_Stated goal:_ Print all of the entries exactly, minus the pictures.
*** Supplied data ***
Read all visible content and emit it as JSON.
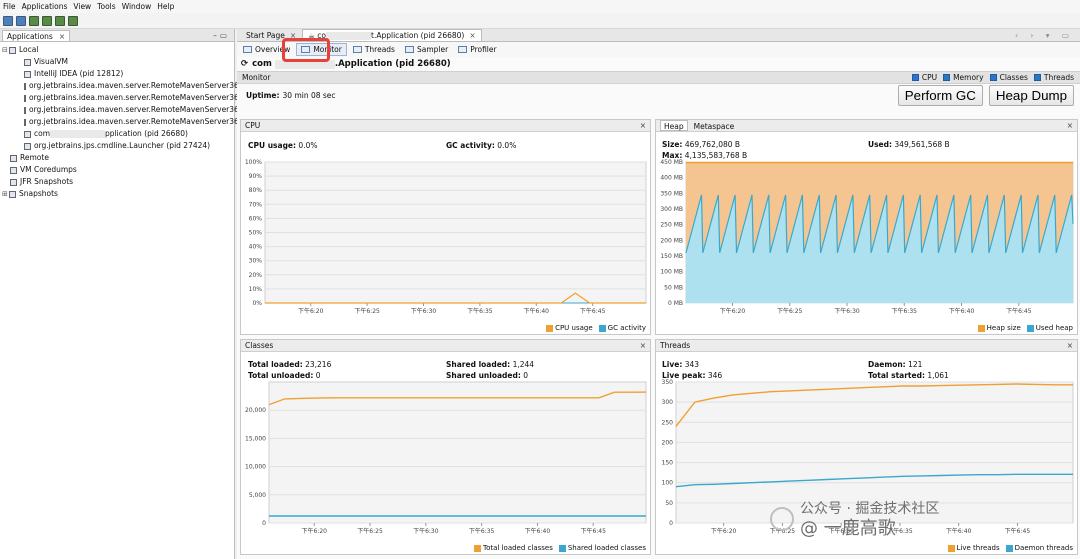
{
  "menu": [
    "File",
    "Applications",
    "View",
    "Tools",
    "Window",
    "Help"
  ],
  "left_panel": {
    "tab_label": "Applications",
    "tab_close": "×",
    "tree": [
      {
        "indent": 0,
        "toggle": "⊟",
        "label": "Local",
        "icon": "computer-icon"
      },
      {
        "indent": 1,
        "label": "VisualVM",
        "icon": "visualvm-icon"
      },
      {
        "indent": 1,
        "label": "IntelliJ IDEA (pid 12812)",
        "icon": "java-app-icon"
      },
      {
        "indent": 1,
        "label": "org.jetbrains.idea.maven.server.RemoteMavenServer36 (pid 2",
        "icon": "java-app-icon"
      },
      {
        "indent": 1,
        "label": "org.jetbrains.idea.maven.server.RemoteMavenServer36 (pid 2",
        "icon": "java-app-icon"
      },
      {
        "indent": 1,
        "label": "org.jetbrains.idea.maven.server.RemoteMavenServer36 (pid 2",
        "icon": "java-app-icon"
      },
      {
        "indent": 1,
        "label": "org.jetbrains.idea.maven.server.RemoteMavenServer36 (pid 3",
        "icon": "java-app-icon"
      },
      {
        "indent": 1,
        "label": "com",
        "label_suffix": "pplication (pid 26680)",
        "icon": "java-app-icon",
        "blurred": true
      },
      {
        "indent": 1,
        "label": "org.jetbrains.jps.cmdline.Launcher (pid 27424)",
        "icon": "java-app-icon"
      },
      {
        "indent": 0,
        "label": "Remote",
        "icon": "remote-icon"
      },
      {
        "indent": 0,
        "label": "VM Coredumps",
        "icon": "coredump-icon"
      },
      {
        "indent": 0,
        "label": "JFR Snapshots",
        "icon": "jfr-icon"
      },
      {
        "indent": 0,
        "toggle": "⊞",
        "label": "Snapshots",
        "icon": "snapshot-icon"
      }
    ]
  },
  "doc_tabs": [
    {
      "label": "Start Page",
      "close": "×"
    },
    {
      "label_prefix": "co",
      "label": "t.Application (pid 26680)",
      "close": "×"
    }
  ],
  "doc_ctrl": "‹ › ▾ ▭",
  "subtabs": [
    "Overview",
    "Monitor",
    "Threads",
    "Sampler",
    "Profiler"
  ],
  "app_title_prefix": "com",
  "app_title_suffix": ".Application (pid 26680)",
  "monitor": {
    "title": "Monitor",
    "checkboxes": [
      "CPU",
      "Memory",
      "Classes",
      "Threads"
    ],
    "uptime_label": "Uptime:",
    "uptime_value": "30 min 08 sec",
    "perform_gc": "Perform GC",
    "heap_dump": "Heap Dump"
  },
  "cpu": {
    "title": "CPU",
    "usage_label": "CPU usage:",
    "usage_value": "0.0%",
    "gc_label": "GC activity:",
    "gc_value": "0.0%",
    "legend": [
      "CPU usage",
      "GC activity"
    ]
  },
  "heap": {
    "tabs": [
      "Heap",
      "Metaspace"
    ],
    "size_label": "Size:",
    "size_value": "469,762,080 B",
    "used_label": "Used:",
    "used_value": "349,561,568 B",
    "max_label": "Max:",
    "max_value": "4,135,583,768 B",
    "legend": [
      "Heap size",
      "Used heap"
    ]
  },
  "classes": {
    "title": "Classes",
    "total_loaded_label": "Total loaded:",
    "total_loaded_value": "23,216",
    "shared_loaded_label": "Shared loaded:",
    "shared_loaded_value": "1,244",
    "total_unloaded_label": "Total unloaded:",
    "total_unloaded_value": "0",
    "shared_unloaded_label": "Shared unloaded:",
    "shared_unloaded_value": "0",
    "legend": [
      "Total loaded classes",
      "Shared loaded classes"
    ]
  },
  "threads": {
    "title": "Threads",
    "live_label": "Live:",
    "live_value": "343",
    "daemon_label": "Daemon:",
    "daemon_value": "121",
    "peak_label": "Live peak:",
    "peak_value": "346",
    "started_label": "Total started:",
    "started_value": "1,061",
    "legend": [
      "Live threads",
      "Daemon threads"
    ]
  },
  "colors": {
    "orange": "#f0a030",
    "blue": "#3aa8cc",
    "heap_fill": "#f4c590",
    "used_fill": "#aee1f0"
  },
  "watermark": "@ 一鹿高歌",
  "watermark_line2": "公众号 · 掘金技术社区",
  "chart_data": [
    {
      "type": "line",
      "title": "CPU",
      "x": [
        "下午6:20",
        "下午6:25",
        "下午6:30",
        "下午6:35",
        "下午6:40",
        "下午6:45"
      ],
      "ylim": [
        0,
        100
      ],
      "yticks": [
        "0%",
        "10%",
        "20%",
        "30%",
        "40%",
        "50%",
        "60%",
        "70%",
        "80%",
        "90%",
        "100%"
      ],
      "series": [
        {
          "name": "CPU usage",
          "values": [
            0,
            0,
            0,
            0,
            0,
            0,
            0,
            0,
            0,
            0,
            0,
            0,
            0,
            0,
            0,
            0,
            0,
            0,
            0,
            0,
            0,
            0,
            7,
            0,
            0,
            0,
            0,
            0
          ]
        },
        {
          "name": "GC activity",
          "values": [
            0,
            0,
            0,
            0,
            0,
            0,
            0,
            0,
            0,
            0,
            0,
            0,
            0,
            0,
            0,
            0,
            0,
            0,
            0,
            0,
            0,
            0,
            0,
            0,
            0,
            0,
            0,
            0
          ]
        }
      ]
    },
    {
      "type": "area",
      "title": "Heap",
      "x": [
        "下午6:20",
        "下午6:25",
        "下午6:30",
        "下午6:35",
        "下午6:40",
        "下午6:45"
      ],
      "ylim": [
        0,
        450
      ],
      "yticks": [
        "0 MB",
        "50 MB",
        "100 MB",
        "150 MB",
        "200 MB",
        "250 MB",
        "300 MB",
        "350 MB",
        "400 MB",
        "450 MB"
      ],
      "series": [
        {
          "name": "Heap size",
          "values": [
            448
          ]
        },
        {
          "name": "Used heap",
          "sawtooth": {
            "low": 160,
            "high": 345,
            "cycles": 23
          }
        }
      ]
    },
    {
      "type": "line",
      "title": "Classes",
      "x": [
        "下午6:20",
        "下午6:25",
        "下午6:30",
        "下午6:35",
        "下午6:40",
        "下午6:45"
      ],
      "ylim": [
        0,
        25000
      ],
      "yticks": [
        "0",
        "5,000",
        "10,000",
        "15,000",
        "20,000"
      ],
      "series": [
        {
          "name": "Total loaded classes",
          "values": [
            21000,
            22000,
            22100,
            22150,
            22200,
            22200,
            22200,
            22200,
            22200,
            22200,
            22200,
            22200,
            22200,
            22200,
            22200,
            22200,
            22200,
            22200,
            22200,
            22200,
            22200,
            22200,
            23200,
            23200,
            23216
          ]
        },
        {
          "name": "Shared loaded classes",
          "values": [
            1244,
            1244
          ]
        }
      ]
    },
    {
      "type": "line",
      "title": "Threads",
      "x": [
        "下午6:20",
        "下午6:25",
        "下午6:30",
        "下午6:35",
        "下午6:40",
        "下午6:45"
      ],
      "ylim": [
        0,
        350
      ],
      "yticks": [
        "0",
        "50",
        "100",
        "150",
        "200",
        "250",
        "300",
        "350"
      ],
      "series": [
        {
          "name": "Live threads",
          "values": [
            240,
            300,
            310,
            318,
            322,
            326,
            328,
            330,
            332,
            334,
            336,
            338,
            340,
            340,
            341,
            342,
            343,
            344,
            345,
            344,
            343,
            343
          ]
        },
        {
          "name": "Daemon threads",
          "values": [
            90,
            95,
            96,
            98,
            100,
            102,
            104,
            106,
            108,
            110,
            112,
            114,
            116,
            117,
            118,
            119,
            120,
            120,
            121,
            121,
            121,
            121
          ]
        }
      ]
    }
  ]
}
***
_Answer to this exercise:_
Read all visible content and emit it as JSON.
{
  "menu": [
    "File",
    "Applications",
    "View",
    "Tools",
    "Window",
    "Help"
  ],
  "left_panel": {
    "tab_label": "Applications",
    "tab_close": "×",
    "tree": [
      {
        "indent": 0,
        "toggle": "⊟",
        "label": "Local",
        "icon": "computer-icon"
      },
      {
        "indent": 1,
        "label": "VisualVM",
        "icon": "visualvm-icon"
      },
      {
        "indent": 1,
        "label": "IntelliJ IDEA (pid 12812)",
        "icon": "java-app-icon"
      },
      {
        "indent": 1,
        "label": "org.jetbrains.idea.maven.server.RemoteMavenServer36 (pid 2",
        "icon": "java-app-icon"
      },
      {
        "indent": 1,
        "label": "org.jetbrains.idea.maven.server.RemoteMavenServer36 (pid 2",
        "icon": "java-app-icon"
      },
      {
        "indent": 1,
        "label": "org.jetbrains.idea.maven.server.RemoteMavenServer36 (pid 2",
        "icon": "java-app-icon"
      },
      {
        "indent": 1,
        "label": "org.jetbrains.idea.maven.server.RemoteMavenServer36 (pid 3",
        "icon": "java-app-icon"
      },
      {
        "indent": 1,
        "label": "com",
        "label_suffix": "pplication (pid 26680)",
        "icon": "java-app-icon",
        "blurred": true
      },
      {
        "indent": 1,
        "label": "org.jetbrains.jps.cmdline.Launcher (pid 27424)",
        "icon": "java-app-icon"
      },
      {
        "indent": 0,
        "label": "Remote",
        "icon": "remote-icon"
      },
      {
        "indent": 0,
        "label": "VM Coredumps",
        "icon": "coredump-icon"
      },
      {
        "indent": 0,
        "label": "JFR Snapshots",
        "icon": "jfr-icon"
      },
      {
        "indent": 0,
        "toggle": "⊞",
        "label": "Snapshots",
        "icon": "snapshot-icon"
      }
    ]
  },
  "doc_tabs": [
    {
      "label": "Start Page",
      "close": "×"
    },
    {
      "label_prefix": "co",
      "label": "t.Application (pid 26680)",
      "close": "×"
    }
  ],
  "doc_ctrl": "‹ › ▾ ▭",
  "subtabs": [
    "Overview",
    "Monitor",
    "Threads",
    "Sampler",
    "Profiler"
  ],
  "app_title_prefix": "com",
  "app_title_suffix": ".Application (pid 26680)",
  "monitor": {
    "title": "Monitor",
    "checkboxes": [
      "CPU",
      "Memory",
      "Classes",
      "Threads"
    ],
    "uptime_label": "Uptime:",
    "uptime_value": "30 min 08 sec",
    "perform_gc": "Perform GC",
    "heap_dump": "Heap Dump"
  },
  "cpu": {
    "title": "CPU",
    "usage_label": "CPU usage:",
    "usage_value": "0.0%",
    "gc_label": "GC activity:",
    "gc_value": "0.0%",
    "legend": [
      "CPU usage",
      "GC activity"
    ]
  },
  "heap": {
    "tabs": [
      "Heap",
      "Metaspace"
    ],
    "size_label": "Size:",
    "size_value": "469,762,080 B",
    "used_label": "Used:",
    "used_value": "349,561,568 B",
    "max_label": "Max:",
    "max_value": "4,135,583,768 B",
    "legend": [
      "Heap size",
      "Used heap"
    ]
  },
  "classes": {
    "title": "Classes",
    "total_loaded_label": "Total loaded:",
    "total_loaded_value": "23,216",
    "shared_loaded_label": "Shared loaded:",
    "shared_loaded_value": "1,244",
    "total_unloaded_label": "Total unloaded:",
    "total_unloaded_value": "0",
    "shared_unloaded_label": "Shared unloaded:",
    "shared_unloaded_value": "0",
    "legend": [
      "Total loaded classes",
      "Shared loaded classes"
    ]
  },
  "threads": {
    "title": "Threads",
    "live_label": "Live:",
    "live_value": "343",
    "daemon_label": "Daemon:",
    "daemon_value": "121",
    "peak_label": "Live peak:",
    "peak_value": "346",
    "started_label": "Total started:",
    "started_value": "1,061",
    "legend": [
      "Live threads",
      "Daemon threads"
    ]
  },
  "colors": {
    "orange": "#f0a030",
    "blue": "#3aa8cc",
    "heap_fill": "#f4c590",
    "used_fill": "#aee1f0"
  },
  "watermark": "@ 一鹿高歌",
  "watermark_line2": "公众号 · 掘金技术社区",
  "chart_data": [
    {
      "type": "line",
      "title": "CPU",
      "x": [
        "下午6:20",
        "下午6:25",
        "下午6:30",
        "下午6:35",
        "下午6:40",
        "下午6:45"
      ],
      "ylim": [
        0,
        100
      ],
      "yticks": [
        "0%",
        "10%",
        "20%",
        "30%",
        "40%",
        "50%",
        "60%",
        "70%",
        "80%",
        "90%",
        "100%"
      ],
      "series": [
        {
          "name": "CPU usage",
          "values": [
            0,
            0,
            0,
            0,
            0,
            0,
            0,
            0,
            0,
            0,
            0,
            0,
            0,
            0,
            0,
            0,
            0,
            0,
            0,
            0,
            0,
            0,
            7,
            0,
            0,
            0,
            0,
            0
          ]
        },
        {
          "name": "GC activity",
          "values": [
            0,
            0,
            0,
            0,
            0,
            0,
            0,
            0,
            0,
            0,
            0,
            0,
            0,
            0,
            0,
            0,
            0,
            0,
            0,
            0,
            0,
            0,
            0,
            0,
            0,
            0,
            0,
            0
          ]
        }
      ]
    },
    {
      "type": "area",
      "title": "Heap",
      "x": [
        "下午6:20",
        "下午6:25",
        "下午6:30",
        "下午6:35",
        "下午6:40",
        "下午6:45"
      ],
      "ylim": [
        0,
        450
      ],
      "yticks": [
        "0 MB",
        "50 MB",
        "100 MB",
        "150 MB",
        "200 MB",
        "250 MB",
        "300 MB",
        "350 MB",
        "400 MB",
        "450 MB"
      ],
      "series": [
        {
          "name": "Heap size",
          "values": [
            448
          ]
        },
        {
          "name": "Used heap",
          "sawtooth": {
            "low": 160,
            "high": 345,
            "cycles": 23
          }
        }
      ]
    },
    {
      "type": "line",
      "title": "Classes",
      "x": [
        "下午6:20",
        "下午6:25",
        "下午6:30",
        "下午6:35",
        "下午6:40",
        "下午6:45"
      ],
      "ylim": [
        0,
        25000
      ],
      "yticks": [
        "0",
        "5,000",
        "10,000",
        "15,000",
        "20,000"
      ],
      "series": [
        {
          "name": "Total loaded classes",
          "values": [
            21000,
            22000,
            22100,
            22150,
            22200,
            22200,
            22200,
            22200,
            22200,
            22200,
            22200,
            22200,
            22200,
            22200,
            22200,
            22200,
            22200,
            22200,
            22200,
            22200,
            22200,
            22200,
            23200,
            23200,
            23216
          ]
        },
        {
          "name": "Shared loaded classes",
          "values": [
            1244,
            1244
          ]
        }
      ]
    },
    {
      "type": "line",
      "title": "Threads",
      "x": [
        "下午6:20",
        "下午6:25",
        "下午6:30",
        "下午6:35",
        "下午6:40",
        "下午6:45"
      ],
      "ylim": [
        0,
        350
      ],
      "yticks": [
        "0",
        "50",
        "100",
        "150",
        "200",
        "250",
        "300",
        "350"
      ],
      "series": [
        {
          "name": "Live threads",
          "values": [
            240,
            300,
            310,
            318,
            322,
            326,
            328,
            330,
            332,
            334,
            336,
            338,
            340,
            340,
            341,
            342,
            343,
            344,
            345,
            344,
            343,
            343
          ]
        },
        {
          "name": "Daemon threads",
          "values": [
            90,
            95,
            96,
            98,
            100,
            102,
            104,
            106,
            108,
            110,
            112,
            114,
            116,
            117,
            118,
            119,
            120,
            120,
            121,
            121,
            121,
            121
          ]
        }
      ]
    }
  ]
}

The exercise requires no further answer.